Items from a figure collection:

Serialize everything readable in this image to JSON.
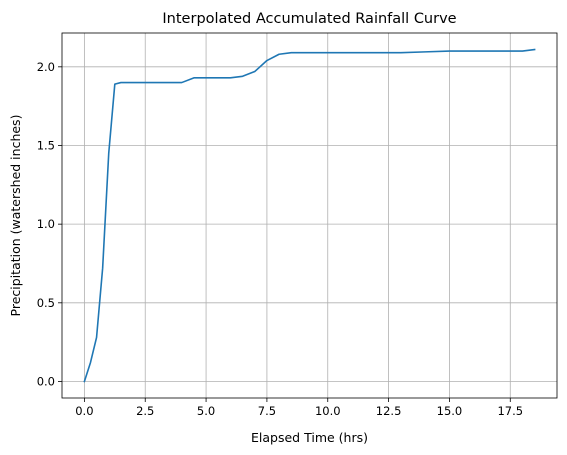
{
  "chart_data": {
    "type": "line",
    "title": "Interpolated Accumulated Rainfall Curve",
    "xlabel": "Elapsed Time (hrs)",
    "ylabel": "Precipitation (watershed inches)",
    "xlim": [
      -0.92,
      19.42
    ],
    "ylim": [
      -0.105,
      2.215
    ],
    "grid": true,
    "x_ticks": [
      0.0,
      2.5,
      5.0,
      7.5,
      10.0,
      12.5,
      15.0,
      17.5
    ],
    "x_tick_labels": [
      "0.0",
      "2.5",
      "5.0",
      "7.5",
      "10.0",
      "12.5",
      "15.0",
      "17.5"
    ],
    "y_ticks": [
      0.0,
      0.5,
      1.0,
      1.5,
      2.0
    ],
    "y_tick_labels": [
      "0.0",
      "0.5",
      "1.0",
      "1.5",
      "2.0"
    ],
    "series": [
      {
        "color": "#1f77b4",
        "x": [
          0.0,
          0.25,
          0.5,
          0.75,
          1.0,
          1.25,
          1.5,
          2.0,
          2.5,
          3.0,
          3.5,
          4.0,
          4.5,
          5.0,
          5.5,
          6.0,
          6.5,
          7.0,
          7.5,
          8.0,
          8.5,
          9.0,
          10.0,
          11.0,
          12.0,
          13.0,
          14.0,
          15.0,
          16.0,
          17.0,
          18.0,
          18.5
        ],
        "y": [
          0.0,
          0.12,
          0.28,
          0.72,
          1.45,
          1.89,
          1.9,
          1.9,
          1.9,
          1.9,
          1.9,
          1.9,
          1.93,
          1.93,
          1.93,
          1.93,
          1.94,
          1.97,
          2.04,
          2.08,
          2.09,
          2.09,
          2.09,
          2.09,
          2.09,
          2.09,
          2.095,
          2.1,
          2.1,
          2.1,
          2.1,
          2.11
        ]
      }
    ]
  }
}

= Job =
Reproduce the full listing above verbatim, with no pictures included.

= Complete response =
Serialize everything readable in this image to JSON.
{
  "chart_data": {
    "type": "line",
    "title": "Interpolated Accumulated Rainfall Curve",
    "xlabel": "Elapsed Time (hrs)",
    "ylabel": "Precipitation (watershed inches)",
    "xlim": [
      -0.92,
      19.42
    ],
    "ylim": [
      -0.105,
      2.215
    ],
    "grid": true,
    "x_ticks": [
      0.0,
      2.5,
      5.0,
      7.5,
      10.0,
      12.5,
      15.0,
      17.5
    ],
    "x_tick_labels": [
      "0.0",
      "2.5",
      "5.0",
      "7.5",
      "10.0",
      "12.5",
      "15.0",
      "17.5"
    ],
    "y_ticks": [
      0.0,
      0.5,
      1.0,
      1.5,
      2.0
    ],
    "y_tick_labels": [
      "0.0",
      "0.5",
      "1.0",
      "1.5",
      "2.0"
    ],
    "series": [
      {
        "color": "#1f77b4",
        "x": [
          0.0,
          0.25,
          0.5,
          0.75,
          1.0,
          1.25,
          1.5,
          2.0,
          2.5,
          3.0,
          3.5,
          4.0,
          4.5,
          5.0,
          5.5,
          6.0,
          6.5,
          7.0,
          7.5,
          8.0,
          8.5,
          9.0,
          10.0,
          11.0,
          12.0,
          13.0,
          14.0,
          15.0,
          16.0,
          17.0,
          18.0,
          18.5
        ],
        "y": [
          0.0,
          0.12,
          0.28,
          0.72,
          1.45,
          1.89,
          1.9,
          1.9,
          1.9,
          1.9,
          1.9,
          1.9,
          1.93,
          1.93,
          1.93,
          1.93,
          1.94,
          1.97,
          2.04,
          2.08,
          2.09,
          2.09,
          2.09,
          2.09,
          2.09,
          2.09,
          2.095,
          2.1,
          2.1,
          2.1,
          2.1,
          2.11
        ]
      }
    ]
  }
}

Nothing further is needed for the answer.